> What is required:
Note each line that includes the word "from". Copy those lines.

Extracted data entries
————

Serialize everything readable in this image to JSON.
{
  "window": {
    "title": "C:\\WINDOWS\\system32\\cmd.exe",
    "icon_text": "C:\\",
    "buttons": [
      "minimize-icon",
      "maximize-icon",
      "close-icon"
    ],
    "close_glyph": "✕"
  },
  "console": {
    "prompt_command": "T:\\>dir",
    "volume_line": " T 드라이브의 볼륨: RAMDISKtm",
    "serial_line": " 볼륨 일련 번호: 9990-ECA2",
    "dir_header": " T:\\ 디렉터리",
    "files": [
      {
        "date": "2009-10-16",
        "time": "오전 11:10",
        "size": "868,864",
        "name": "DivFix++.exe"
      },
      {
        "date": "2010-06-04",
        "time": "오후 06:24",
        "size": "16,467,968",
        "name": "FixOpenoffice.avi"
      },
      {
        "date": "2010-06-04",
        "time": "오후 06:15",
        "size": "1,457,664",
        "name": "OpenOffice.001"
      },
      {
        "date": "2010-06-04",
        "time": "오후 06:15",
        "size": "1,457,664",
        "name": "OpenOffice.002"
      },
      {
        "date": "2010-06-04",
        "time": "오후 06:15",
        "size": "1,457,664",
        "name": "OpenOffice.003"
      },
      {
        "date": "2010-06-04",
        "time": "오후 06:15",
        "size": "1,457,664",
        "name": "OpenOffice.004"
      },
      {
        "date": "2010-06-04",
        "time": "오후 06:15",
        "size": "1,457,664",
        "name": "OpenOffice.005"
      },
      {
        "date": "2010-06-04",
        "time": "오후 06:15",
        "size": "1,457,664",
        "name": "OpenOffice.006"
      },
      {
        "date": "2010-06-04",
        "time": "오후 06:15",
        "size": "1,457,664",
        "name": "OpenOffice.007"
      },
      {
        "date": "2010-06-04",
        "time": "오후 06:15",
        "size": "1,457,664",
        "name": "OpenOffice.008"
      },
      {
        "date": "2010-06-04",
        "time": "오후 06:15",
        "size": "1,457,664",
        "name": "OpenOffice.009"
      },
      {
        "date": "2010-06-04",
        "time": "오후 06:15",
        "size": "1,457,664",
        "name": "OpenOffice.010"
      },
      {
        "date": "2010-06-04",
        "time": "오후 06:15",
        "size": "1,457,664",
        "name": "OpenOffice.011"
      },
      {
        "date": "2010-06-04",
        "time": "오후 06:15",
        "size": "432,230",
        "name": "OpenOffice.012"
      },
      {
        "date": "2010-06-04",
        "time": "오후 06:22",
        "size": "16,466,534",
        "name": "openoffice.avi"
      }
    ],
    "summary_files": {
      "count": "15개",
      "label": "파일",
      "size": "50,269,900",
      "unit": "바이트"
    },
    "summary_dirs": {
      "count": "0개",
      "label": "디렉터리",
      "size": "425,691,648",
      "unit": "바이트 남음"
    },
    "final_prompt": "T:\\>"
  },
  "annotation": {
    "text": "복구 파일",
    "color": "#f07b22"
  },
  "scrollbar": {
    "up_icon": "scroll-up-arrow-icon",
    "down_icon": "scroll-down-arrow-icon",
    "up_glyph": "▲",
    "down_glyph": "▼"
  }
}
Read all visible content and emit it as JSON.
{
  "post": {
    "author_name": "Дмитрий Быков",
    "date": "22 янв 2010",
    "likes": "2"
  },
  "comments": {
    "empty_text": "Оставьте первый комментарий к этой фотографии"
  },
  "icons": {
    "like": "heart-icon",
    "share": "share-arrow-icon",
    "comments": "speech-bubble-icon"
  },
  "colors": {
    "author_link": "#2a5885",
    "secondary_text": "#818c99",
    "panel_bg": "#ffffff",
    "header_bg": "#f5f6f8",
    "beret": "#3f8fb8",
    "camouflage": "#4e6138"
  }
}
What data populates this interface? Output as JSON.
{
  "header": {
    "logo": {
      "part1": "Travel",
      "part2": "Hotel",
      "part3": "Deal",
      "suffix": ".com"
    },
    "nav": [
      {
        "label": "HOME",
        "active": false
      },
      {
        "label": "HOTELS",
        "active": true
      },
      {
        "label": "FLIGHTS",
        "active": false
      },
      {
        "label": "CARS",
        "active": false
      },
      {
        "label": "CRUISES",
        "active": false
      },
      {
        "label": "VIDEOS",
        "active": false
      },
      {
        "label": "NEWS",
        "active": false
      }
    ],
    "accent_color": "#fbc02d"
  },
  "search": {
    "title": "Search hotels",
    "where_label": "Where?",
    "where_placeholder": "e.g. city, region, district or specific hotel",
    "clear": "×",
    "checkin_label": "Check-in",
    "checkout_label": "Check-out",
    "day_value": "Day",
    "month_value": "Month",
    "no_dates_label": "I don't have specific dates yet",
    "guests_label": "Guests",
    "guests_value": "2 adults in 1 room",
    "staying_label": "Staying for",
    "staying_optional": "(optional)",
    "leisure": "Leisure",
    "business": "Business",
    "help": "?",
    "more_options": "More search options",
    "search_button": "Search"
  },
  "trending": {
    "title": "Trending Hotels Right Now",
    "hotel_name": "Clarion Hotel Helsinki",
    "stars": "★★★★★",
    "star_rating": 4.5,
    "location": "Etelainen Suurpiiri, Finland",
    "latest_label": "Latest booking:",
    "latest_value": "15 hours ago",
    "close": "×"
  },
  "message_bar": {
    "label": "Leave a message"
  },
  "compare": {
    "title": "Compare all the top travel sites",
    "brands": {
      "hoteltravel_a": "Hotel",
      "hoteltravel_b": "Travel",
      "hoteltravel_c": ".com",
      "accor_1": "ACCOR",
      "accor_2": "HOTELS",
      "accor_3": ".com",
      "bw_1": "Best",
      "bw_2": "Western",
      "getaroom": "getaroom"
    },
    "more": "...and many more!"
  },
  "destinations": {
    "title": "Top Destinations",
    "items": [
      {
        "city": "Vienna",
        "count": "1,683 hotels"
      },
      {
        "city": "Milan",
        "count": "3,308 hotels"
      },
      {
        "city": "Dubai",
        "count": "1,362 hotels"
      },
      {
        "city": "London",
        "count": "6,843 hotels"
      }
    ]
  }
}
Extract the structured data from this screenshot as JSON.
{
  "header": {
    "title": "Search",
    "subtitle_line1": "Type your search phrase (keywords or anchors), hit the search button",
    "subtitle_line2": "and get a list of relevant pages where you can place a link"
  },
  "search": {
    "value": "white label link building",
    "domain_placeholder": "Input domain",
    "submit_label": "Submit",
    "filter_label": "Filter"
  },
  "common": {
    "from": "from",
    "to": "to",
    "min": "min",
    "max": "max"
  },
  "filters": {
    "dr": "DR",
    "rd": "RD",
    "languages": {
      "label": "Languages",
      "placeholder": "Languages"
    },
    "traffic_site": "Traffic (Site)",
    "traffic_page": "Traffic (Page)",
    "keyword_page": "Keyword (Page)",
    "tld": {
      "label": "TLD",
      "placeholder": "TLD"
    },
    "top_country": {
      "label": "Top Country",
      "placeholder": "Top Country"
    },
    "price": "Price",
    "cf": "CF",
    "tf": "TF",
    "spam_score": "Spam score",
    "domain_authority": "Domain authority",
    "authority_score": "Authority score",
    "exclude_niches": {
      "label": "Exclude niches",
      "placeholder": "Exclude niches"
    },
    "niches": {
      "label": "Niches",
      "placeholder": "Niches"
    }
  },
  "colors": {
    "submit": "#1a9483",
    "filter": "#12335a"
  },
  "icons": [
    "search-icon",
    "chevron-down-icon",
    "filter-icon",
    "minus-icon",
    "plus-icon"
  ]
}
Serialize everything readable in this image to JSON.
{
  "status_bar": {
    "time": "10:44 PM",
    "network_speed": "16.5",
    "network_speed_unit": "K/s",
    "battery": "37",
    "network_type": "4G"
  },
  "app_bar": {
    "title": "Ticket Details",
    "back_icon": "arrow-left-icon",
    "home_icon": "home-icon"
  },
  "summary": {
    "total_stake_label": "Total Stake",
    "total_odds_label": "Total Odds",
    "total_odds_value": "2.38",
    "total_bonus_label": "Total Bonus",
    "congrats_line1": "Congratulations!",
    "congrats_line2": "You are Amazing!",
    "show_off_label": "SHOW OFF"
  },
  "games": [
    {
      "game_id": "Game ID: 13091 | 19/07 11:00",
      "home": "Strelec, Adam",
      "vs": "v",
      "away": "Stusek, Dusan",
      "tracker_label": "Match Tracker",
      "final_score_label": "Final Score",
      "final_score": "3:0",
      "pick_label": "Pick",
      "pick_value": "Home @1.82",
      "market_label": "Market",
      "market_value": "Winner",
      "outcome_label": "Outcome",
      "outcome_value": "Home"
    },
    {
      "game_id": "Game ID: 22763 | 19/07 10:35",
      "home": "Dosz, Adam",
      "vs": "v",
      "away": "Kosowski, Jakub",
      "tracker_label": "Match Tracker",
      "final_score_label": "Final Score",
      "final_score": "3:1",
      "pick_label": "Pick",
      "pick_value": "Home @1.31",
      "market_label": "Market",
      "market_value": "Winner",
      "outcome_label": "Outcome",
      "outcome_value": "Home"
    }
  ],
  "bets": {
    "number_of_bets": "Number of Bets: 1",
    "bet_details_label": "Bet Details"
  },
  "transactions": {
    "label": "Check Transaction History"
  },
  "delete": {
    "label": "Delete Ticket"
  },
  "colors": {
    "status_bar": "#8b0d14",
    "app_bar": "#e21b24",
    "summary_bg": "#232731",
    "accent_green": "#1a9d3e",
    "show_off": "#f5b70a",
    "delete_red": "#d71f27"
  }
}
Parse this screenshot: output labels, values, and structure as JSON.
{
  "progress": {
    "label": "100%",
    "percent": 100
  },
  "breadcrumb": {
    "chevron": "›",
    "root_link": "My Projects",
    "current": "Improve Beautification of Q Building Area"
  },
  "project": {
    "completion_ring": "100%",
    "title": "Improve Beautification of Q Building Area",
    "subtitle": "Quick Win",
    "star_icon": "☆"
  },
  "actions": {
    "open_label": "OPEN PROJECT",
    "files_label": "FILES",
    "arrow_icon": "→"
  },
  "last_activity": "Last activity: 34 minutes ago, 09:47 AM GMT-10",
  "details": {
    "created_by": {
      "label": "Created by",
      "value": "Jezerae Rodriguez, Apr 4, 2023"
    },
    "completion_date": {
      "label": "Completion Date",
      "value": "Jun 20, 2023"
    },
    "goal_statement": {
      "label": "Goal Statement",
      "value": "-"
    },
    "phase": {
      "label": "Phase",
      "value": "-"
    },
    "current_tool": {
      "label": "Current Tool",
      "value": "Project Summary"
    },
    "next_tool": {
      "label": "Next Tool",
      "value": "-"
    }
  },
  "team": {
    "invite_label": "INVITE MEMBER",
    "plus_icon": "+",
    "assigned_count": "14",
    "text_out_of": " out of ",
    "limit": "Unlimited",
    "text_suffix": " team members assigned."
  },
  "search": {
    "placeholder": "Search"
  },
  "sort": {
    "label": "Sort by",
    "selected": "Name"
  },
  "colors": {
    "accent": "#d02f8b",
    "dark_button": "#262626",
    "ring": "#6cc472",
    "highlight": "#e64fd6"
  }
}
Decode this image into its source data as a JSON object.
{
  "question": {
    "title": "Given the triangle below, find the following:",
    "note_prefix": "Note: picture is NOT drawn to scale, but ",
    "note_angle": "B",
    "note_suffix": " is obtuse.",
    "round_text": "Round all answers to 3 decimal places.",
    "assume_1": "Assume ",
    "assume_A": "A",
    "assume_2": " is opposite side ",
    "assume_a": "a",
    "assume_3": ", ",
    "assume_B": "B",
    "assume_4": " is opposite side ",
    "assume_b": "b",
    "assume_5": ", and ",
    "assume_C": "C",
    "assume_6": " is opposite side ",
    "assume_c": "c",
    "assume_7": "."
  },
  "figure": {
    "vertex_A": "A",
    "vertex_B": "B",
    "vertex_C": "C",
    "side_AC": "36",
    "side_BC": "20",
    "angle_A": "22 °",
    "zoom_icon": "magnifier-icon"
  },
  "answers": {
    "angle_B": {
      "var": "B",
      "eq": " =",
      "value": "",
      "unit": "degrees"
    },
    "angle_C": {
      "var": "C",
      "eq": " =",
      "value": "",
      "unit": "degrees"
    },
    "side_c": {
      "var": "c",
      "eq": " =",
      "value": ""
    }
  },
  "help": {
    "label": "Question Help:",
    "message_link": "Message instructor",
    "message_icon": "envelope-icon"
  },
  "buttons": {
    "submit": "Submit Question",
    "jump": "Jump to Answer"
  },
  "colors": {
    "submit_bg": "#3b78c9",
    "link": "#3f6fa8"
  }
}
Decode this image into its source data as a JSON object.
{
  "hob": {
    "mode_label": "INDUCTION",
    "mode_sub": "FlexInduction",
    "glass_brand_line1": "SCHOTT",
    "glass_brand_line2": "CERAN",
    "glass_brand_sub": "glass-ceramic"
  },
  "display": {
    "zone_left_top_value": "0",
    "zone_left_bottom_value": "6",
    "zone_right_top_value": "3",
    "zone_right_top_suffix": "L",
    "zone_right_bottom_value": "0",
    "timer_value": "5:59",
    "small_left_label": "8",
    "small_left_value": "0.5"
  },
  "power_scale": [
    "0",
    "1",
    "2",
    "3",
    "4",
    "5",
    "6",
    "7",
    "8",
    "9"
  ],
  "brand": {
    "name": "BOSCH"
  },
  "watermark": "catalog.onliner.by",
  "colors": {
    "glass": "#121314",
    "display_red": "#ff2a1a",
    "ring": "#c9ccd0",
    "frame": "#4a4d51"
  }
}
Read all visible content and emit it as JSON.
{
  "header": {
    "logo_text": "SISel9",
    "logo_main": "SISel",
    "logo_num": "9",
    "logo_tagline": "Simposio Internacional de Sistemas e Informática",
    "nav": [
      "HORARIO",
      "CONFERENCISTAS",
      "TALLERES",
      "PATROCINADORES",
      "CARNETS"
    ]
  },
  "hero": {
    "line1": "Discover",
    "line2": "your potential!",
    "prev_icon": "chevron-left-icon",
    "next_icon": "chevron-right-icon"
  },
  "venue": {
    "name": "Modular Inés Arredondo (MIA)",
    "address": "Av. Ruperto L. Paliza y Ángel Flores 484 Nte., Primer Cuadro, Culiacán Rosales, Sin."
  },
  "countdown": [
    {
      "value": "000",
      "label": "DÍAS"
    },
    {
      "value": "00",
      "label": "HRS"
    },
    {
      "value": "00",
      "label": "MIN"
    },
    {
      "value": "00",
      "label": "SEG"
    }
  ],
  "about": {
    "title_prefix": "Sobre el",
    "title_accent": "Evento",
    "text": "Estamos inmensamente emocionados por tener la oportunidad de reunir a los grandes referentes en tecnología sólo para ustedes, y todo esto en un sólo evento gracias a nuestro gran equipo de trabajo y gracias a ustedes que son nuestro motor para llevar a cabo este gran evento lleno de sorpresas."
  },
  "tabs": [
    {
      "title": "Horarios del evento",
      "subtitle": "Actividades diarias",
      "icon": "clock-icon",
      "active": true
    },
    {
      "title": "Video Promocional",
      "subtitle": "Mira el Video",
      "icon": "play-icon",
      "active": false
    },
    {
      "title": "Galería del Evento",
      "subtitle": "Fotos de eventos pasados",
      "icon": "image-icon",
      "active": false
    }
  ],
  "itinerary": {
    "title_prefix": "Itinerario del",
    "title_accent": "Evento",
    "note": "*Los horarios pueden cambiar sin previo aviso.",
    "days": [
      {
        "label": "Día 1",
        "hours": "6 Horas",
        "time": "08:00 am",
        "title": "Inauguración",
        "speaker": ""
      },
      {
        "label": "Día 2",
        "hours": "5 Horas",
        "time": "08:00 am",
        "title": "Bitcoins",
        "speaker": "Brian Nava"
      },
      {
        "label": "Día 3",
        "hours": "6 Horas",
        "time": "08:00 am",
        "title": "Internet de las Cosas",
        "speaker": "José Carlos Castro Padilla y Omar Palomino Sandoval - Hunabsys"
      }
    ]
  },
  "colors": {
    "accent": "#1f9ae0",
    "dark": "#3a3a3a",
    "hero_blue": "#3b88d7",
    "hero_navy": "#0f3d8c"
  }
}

————

> Correct output:
Extract the structured data from this screenshot as JSON.
    "from": "from",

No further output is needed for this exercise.